Exercise details: Return all the entries exactly, keeping pictures out.

Input rows:
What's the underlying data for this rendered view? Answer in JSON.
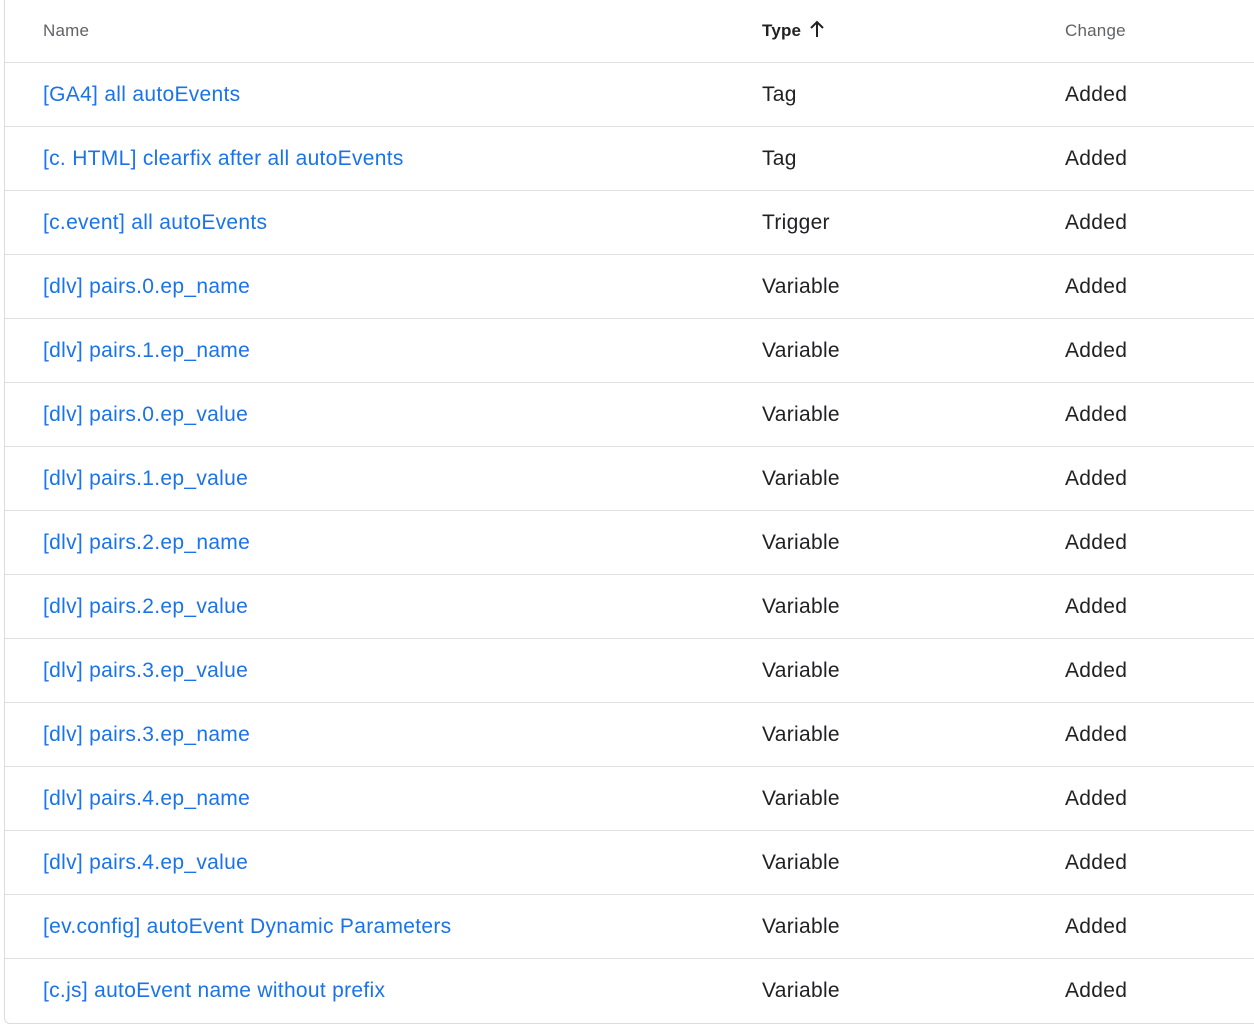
{
  "header": {
    "name": "Name",
    "type": "Type",
    "change": "Change",
    "sort_icon": "arrow-upward-icon"
  },
  "rows": [
    {
      "name": "[GA4] all autoEvents",
      "type": "Tag",
      "change": "Added"
    },
    {
      "name": "[c. HTML] clearfix after all autoEvents",
      "type": "Tag",
      "change": "Added"
    },
    {
      "name": "[c.event] all autoEvents",
      "type": "Trigger",
      "change": "Added"
    },
    {
      "name": "[dlv] pairs.0.ep_name",
      "type": "Variable",
      "change": "Added"
    },
    {
      "name": "[dlv] pairs.1.ep_name",
      "type": "Variable",
      "change": "Added"
    },
    {
      "name": "[dlv] pairs.0.ep_value",
      "type": "Variable",
      "change": "Added"
    },
    {
      "name": "[dlv] pairs.1.ep_value",
      "type": "Variable",
      "change": "Added"
    },
    {
      "name": "[dlv] pairs.2.ep_name",
      "type": "Variable",
      "change": "Added"
    },
    {
      "name": "[dlv] pairs.2.ep_value",
      "type": "Variable",
      "change": "Added"
    },
    {
      "name": "[dlv] pairs.3.ep_value",
      "type": "Variable",
      "change": "Added"
    },
    {
      "name": "[dlv] pairs.3.ep_name",
      "type": "Variable",
      "change": "Added"
    },
    {
      "name": "[dlv] pairs.4.ep_name",
      "type": "Variable",
      "change": "Added"
    },
    {
      "name": "[dlv] pairs.4.ep_value",
      "type": "Variable",
      "change": "Added"
    },
    {
      "name": "[ev.config] autoEvent Dynamic Parameters",
      "type": "Variable",
      "change": "Added"
    },
    {
      "name": "[c.js] autoEvent name without prefix",
      "type": "Variable",
      "change": "Added"
    }
  ],
  "colors": {
    "link": "#1a73e8",
    "text": "#202124",
    "header_text": "#5f6368",
    "divider": "#e0e0e0"
  }
}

Result for this exercise:
What's the underlying data for this rendered view? Answer in JSON.
{
  "header": {
    "name": "Name",
    "type": "Type",
    "change": "Change",
    "sort_icon": "arrow-upward-icon"
  },
  "rows": [
    {
      "name": "[GA4] all autoEvents",
      "type": "Tag",
      "change": "Added"
    },
    {
      "name": "[c. HTML] clearfix after all autoEvents",
      "type": "Tag",
      "change": "Added"
    },
    {
      "name": "[c.event] all autoEvents",
      "type": "Trigger",
      "change": "Added"
    },
    {
      "name": "[dlv] pairs.0.ep_name",
      "type": "Variable",
      "change": "Added"
    },
    {
      "name": "[dlv] pairs.1.ep_name",
      "type": "Variable",
      "change": "Added"
    },
    {
      "name": "[dlv] pairs.0.ep_value",
      "type": "Variable",
      "change": "Added"
    },
    {
      "name": "[dlv] pairs.1.ep_value",
      "type": "Variable",
      "change": "Added"
    },
    {
      "name": "[dlv] pairs.2.ep_name",
      "type": "Variable",
      "change": "Added"
    },
    {
      "name": "[dlv] pairs.2.ep_value",
      "type": "Variable",
      "change": "Added"
    },
    {
      "name": "[dlv] pairs.3.ep_value",
      "type": "Variable",
      "change": "Added"
    },
    {
      "name": "[dlv] pairs.3.ep_name",
      "type": "Variable",
      "change": "Added"
    },
    {
      "name": "[dlv] pairs.4.ep_name",
      "type": "Variable",
      "change": "Added"
    },
    {
      "name": "[dlv] pairs.4.ep_value",
      "type": "Variable",
      "change": "Added"
    },
    {
      "name": "[ev.config] autoEvent Dynamic Parameters",
      "type": "Variable",
      "change": "Added"
    },
    {
      "name": "[c.js] autoEvent name without prefix",
      "type": "Variable",
      "change": "Added"
    }
  ],
  "colors": {
    "link": "#1a73e8",
    "text": "#202124",
    "header_text": "#5f6368",
    "divider": "#e0e0e0"
  }
}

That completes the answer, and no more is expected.